-------- EXTRAIT DU TEXTE --------
II. Les oppositions se fondaient sur l'article 100a) CBE (défaut de nouveauté, article 54 CBE, et défaut d'activité inventive, article 56 CBE), sur l'article 100b) CBE (exposé de l'invention) et sur l'article 100c) CBE (extension au-delà de la demande). La division d'opposition a considéré que le brevet, selon la requête principale, ne divulguait pas l'invention de façon suffisamment claire et complète pour qu'un homme du métier puisse l'exécuter, mais que l'objet de la requête subsidiaire 1 satisfaisait aux exigences de la CBE.
-------- LISTING --------
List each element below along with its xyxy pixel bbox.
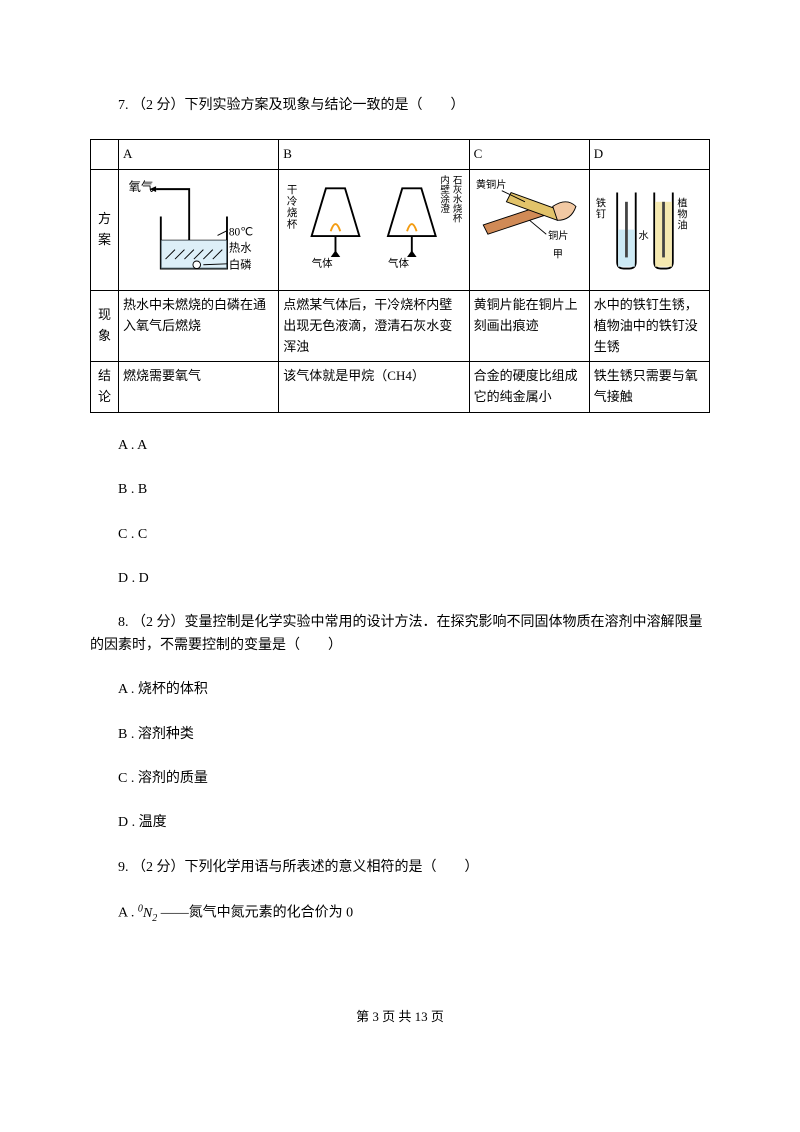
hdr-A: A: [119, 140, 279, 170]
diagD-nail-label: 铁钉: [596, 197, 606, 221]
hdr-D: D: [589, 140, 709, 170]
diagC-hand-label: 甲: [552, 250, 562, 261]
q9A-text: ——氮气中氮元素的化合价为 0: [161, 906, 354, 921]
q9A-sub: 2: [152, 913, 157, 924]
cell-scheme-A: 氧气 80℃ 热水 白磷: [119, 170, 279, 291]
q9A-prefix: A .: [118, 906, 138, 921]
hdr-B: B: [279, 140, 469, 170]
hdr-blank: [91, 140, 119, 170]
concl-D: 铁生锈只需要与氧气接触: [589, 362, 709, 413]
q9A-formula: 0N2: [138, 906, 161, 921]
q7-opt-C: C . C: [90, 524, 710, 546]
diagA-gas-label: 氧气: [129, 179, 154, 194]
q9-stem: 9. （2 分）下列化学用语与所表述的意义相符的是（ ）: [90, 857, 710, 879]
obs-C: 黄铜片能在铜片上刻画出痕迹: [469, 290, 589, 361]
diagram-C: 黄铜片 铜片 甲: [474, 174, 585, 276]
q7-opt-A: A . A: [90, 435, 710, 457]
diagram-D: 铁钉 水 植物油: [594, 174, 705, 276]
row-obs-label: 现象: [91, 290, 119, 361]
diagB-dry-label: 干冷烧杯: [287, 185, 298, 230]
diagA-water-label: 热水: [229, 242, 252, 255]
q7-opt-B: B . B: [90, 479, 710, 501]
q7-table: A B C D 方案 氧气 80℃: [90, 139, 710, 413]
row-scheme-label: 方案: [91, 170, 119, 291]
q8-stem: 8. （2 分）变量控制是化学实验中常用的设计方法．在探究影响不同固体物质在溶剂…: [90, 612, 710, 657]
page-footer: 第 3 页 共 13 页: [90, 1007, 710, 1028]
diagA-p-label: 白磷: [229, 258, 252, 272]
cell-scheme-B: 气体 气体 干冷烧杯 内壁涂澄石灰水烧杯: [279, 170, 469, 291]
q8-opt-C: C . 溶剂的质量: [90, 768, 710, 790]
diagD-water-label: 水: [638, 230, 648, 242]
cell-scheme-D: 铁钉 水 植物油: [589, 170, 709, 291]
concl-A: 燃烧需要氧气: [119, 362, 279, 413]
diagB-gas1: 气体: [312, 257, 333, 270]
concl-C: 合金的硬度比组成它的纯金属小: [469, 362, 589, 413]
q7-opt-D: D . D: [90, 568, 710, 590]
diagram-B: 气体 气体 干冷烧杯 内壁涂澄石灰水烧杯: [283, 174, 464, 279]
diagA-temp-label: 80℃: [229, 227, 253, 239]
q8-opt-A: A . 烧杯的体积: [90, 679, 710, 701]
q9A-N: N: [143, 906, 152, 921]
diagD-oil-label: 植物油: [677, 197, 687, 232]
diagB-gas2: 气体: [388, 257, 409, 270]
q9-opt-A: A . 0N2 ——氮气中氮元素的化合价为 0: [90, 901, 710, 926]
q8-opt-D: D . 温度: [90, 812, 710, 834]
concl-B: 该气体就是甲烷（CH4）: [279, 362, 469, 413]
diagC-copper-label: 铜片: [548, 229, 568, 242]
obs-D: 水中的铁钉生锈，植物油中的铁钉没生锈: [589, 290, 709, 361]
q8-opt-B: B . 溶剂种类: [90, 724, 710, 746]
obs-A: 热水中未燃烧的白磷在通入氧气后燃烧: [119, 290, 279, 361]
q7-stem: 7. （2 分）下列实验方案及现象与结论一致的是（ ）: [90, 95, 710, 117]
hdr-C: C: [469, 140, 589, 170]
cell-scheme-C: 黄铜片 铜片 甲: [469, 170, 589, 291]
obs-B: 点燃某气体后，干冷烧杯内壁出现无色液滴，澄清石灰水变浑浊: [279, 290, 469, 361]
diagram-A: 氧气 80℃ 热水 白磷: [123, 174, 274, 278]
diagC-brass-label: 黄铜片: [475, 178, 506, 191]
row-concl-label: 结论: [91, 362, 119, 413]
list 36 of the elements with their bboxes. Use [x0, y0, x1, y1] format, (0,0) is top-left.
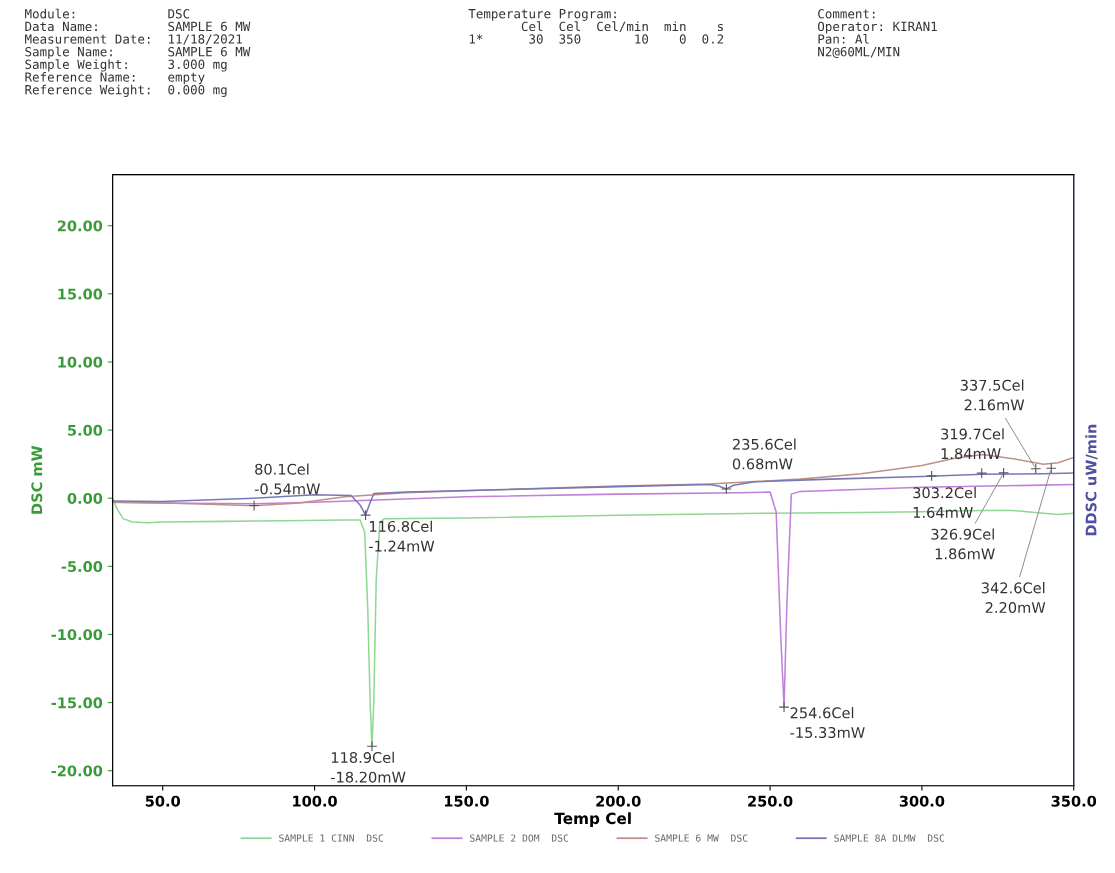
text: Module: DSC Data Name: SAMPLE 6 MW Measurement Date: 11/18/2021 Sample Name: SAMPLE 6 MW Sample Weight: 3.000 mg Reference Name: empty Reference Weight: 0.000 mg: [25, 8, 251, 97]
--------
» **EXERCICES**:
A. Relevez tous les articles de la CBE mentionnés dans l'extrait sur la procédure d'opposition, dans l'ordre où ils apparaissent.
B. Traduisez en anglais la phrase suivante de l'extrait sur la procédure d'opposition : « Les oppositions se fondaient sur l'article 100a) CBE (défaut de nouveauté, article 54 CBE, et défaut d'activité inventive, article 56 CBE), sur l'article 100b) CBE (exposé de l'invention) et sur l'article 100c) CBE (extension au-delà de la demande). »
C. Poursuivez l'extrait sur la procédure d'opposition à la suite de sa dernière phrase.

» **CORRIGÉ**:
A.
Article 100a) CBE
Article 54 CBE
Article 56 CBE
Article 100b) CBE
Article 100c) CBE

B. The oppositions were based on Article 100(a) EPC (lack of novelty, Article 54 EPC, and lack of inventive step, Article 56 EPC), on Article 100(b) EPC (disclosure of the invention) and on Article 100(c) EPC (extension beyond the application).

C.
III. Les deux requérantes ont déposé des mémoires exposant les motifs des recours et ont répondu chacune au mémoire de l'autre. La requérante I a sollicité, dans son mémoire de recours, à titre principal l'annulation de la décision de la division d'opposition en ce qu'elle a rejeté sa requête principale (correspondant au jeu de revendications déposé le 20 mars 2008) et était d'avis que la décision de la division d'opposition prise sur la requête subsidiaire était bien fondée. Dans ses écritures ultérieures du 13 février 2014 la requérante I a renouvelé ses requêtes en précisant, qu'à titre principal, elle requérait le maintien du brevet selon la requête principale rejetée par la division d'opposition ou, à défaut, le maintien du brevet sur l'une des requêtes subsidiaires 2 à 8 telles que déposées le 8 février 2013. Elle a en outre demandé que soient admis à la procédure les documents D35 à D38.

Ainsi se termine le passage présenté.